### DIRECTION
Please transcribe the listing below in full and word for word, without its pictures.

Dataset records:
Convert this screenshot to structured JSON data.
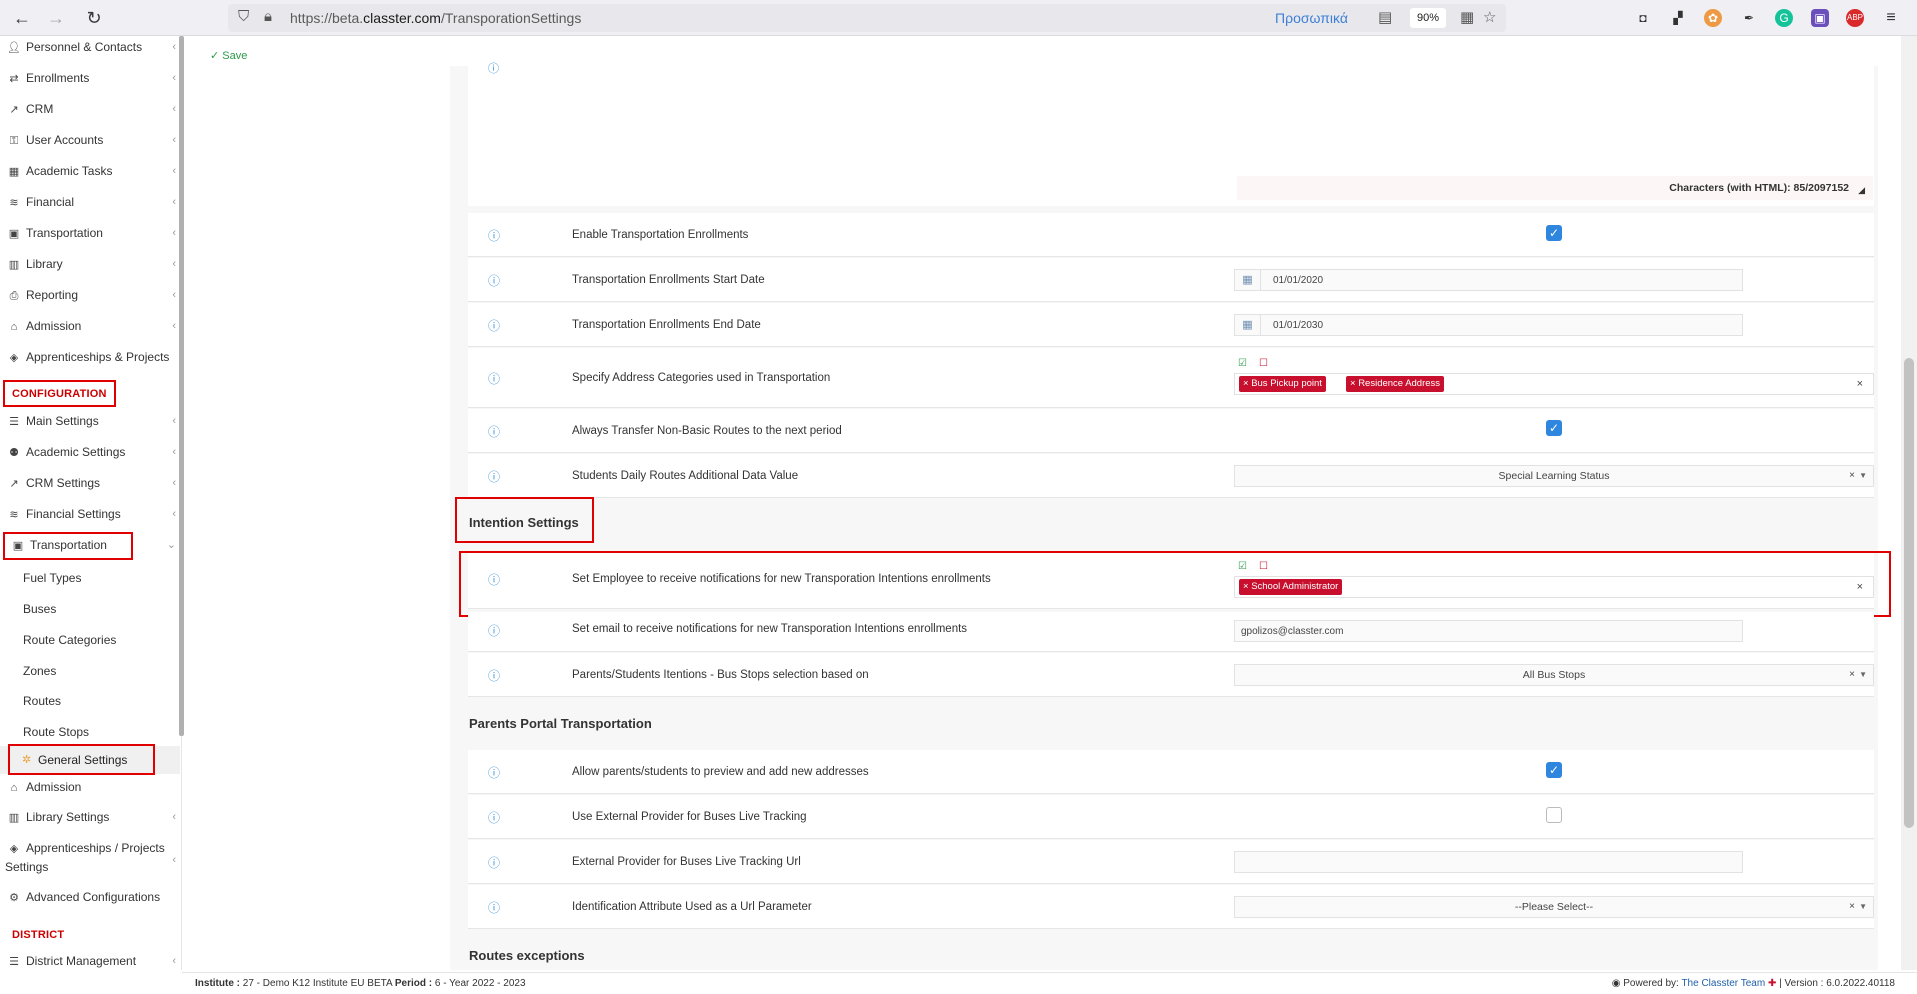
{
  "browser": {
    "url_prefix": "https://beta.",
    "url_host": "classter.com",
    "url_path": "/TransporationSettings",
    "profile": "Προσωπικά",
    "zoom": "90%"
  },
  "toolbar": {
    "save_label": "Save"
  },
  "sidebar": {
    "items": [
      {
        "label": "Personnel & Contacts"
      },
      {
        "label": "Enrollments"
      },
      {
        "label": "CRM"
      },
      {
        "label": "User Accounts"
      },
      {
        "label": "Academic Tasks"
      },
      {
        "label": "Financial"
      },
      {
        "label": "Transportation"
      },
      {
        "label": "Library"
      },
      {
        "label": "Reporting"
      },
      {
        "label": "Admission"
      },
      {
        "label": "Apprenticeships & Projects"
      }
    ],
    "config_heading": "CONFIGURATION",
    "config_items": [
      {
        "label": "Main Settings"
      },
      {
        "label": "Academic Settings"
      },
      {
        "label": "CRM Settings"
      },
      {
        "label": "Financial Settings"
      },
      {
        "label": "Transportation"
      }
    ],
    "transport_sub": [
      "Fuel Types",
      "Buses",
      "Route Categories",
      "Zones",
      "Routes",
      "Route Stops"
    ],
    "active_sub": "General Settings",
    "after_items": [
      {
        "label": "Admission"
      },
      {
        "label": "Library Settings"
      },
      {
        "label": "Apprenticeships / Projects"
      },
      {
        "label": "Advanced Configurations"
      }
    ],
    "apprenticeships_line2": "Settings",
    "district_heading": "DISTRICT",
    "district_items": [
      {
        "label": "District Management"
      }
    ]
  },
  "main": {
    "char_count": "Characters (with HTML): 85/2097152",
    "rows": [
      {
        "label": "Enable Transportation Enrollments"
      },
      {
        "label": "Transportation Enrollments Start Date",
        "value": "01/01/2020"
      },
      {
        "label": "Transportation Enrollments End Date",
        "value": "01/01/2030"
      },
      {
        "label": "Specify Address Categories used in Transportation",
        "tags": [
          "Bus Pickup point",
          "Residence Address"
        ]
      },
      {
        "label": "Always Transfer Non-Basic Routes to the next period"
      },
      {
        "label": "Students Daily Routes Additional Data Value",
        "value": "Special Learning Status"
      }
    ],
    "intention_title": "Intention Settings",
    "intention_rows": [
      {
        "label": "Set Employee to receive notifications for new Transporation Intentions enrollments",
        "tags": [
          "School Administrator"
        ]
      },
      {
        "label": "Set email to receive notifications for new Transporation Intentions enrollments",
        "value": "gpolizos@classter.com"
      },
      {
        "label": "Parents/Students Itentions - Bus Stops selection based on",
        "value": "All Bus Stops"
      }
    ],
    "portal_title": "Parents Portal Transportation",
    "portal_rows": [
      {
        "label": "Allow parents/students to preview and add new addresses"
      },
      {
        "label": "Use External Provider for Buses Live Tracking"
      },
      {
        "label": "External Provider for Buses Live Tracking Url",
        "value": ""
      },
      {
        "label": "Identification Attribute Used as a Url Parameter",
        "value": "--Please Select--"
      }
    ],
    "routes_title": "Routes exceptions"
  },
  "footer": {
    "institute_label": "Institute :",
    "institute_value": "27 - Demo K12 Institute EU BETA",
    "period_label": "Period :",
    "period_value": "6 - Year 2022 - 2023",
    "powered_label": "Powered by:",
    "powered_link": "The Classter Team",
    "version": "| Version : 6.0.2022.40118"
  },
  "colors": {
    "accent": "#2e86de",
    "tag_red": "#c8102e",
    "highlight_red": "#e10000",
    "save_green": "#2e9a4b",
    "info_blue": "#3b8fd6"
  }
}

### TASK ANSWER
Convert this screenshot to structured JSON data.
{
  "browser": {
    "url_prefix": "https://beta.",
    "url_host": "classter.com",
    "url_path": "/TransporationSettings",
    "profile": "Προσωπικά",
    "zoom": "90%"
  },
  "toolbar": {
    "save_label": "Save"
  },
  "sidebar": {
    "items": [
      {
        "label": "Personnel & Contacts"
      },
      {
        "label": "Enrollments"
      },
      {
        "label": "CRM"
      },
      {
        "label": "User Accounts"
      },
      {
        "label": "Academic Tasks"
      },
      {
        "label": "Financial"
      },
      {
        "label": "Transportation"
      },
      {
        "label": "Library"
      },
      {
        "label": "Reporting"
      },
      {
        "label": "Admission"
      },
      {
        "label": "Apprenticeships & Projects"
      }
    ],
    "config_heading": "CONFIGURATION",
    "config_items": [
      {
        "label": "Main Settings"
      },
      {
        "label": "Academic Settings"
      },
      {
        "label": "CRM Settings"
      },
      {
        "label": "Financial Settings"
      },
      {
        "label": "Transportation"
      }
    ],
    "transport_sub": [
      "Fuel Types",
      "Buses",
      "Route Categories",
      "Zones",
      "Routes",
      "Route Stops"
    ],
    "active_sub": "General Settings",
    "after_items": [
      {
        "label": "Admission"
      },
      {
        "label": "Library Settings"
      },
      {
        "label": "Apprenticeships / Projects"
      },
      {
        "label": "Advanced Configurations"
      }
    ],
    "apprenticeships_line2": "Settings",
    "district_heading": "DISTRICT",
    "district_items": [
      {
        "label": "District Management"
      }
    ]
  },
  "main": {
    "char_count": "Characters (with HTML): 85/2097152",
    "rows": [
      {
        "label": "Enable Transportation Enrollments"
      },
      {
        "label": "Transportation Enrollments Start Date",
        "value": "01/01/2020"
      },
      {
        "label": "Transportation Enrollments End Date",
        "value": "01/01/2030"
      },
      {
        "label": "Specify Address Categories used in Transportation",
        "tags": [
          "Bus Pickup point",
          "Residence Address"
        ]
      },
      {
        "label": "Always Transfer Non-Basic Routes to the next period"
      },
      {
        "label": "Students Daily Routes Additional Data Value",
        "value": "Special Learning Status"
      }
    ],
    "intention_title": "Intention Settings",
    "intention_rows": [
      {
        "label": "Set Employee to receive notifications for new Transporation Intentions enrollments",
        "tags": [
          "School Administrator"
        ]
      },
      {
        "label": "Set email to receive notifications for new Transporation Intentions enrollments",
        "value": "gpolizos@classter.com"
      },
      {
        "label": "Parents/Students Itentions - Bus Stops selection based on",
        "value": "All Bus Stops"
      }
    ],
    "portal_title": "Parents Portal Transportation",
    "portal_rows": [
      {
        "label": "Allow parents/students to preview and add new addresses"
      },
      {
        "label": "Use External Provider for Buses Live Tracking"
      },
      {
        "label": "External Provider for Buses Live Tracking Url",
        "value": ""
      },
      {
        "label": "Identification Attribute Used as a Url Parameter",
        "value": "--Please Select--"
      }
    ],
    "routes_title": "Routes exceptions"
  },
  "footer": {
    "institute_label": "Institute :",
    "institute_value": "27 - Demo K12 Institute EU BETA",
    "period_label": "Period :",
    "period_value": "6 - Year 2022 - 2023",
    "powered_label": "Powered by:",
    "powered_link": "The Classter Team",
    "version": "| Version : 6.0.2022.40118"
  },
  "colors": {
    "accent": "#2e86de",
    "tag_red": "#c8102e",
    "highlight_red": "#e10000",
    "save_green": "#2e9a4b",
    "info_blue": "#3b8fd6"
  }
}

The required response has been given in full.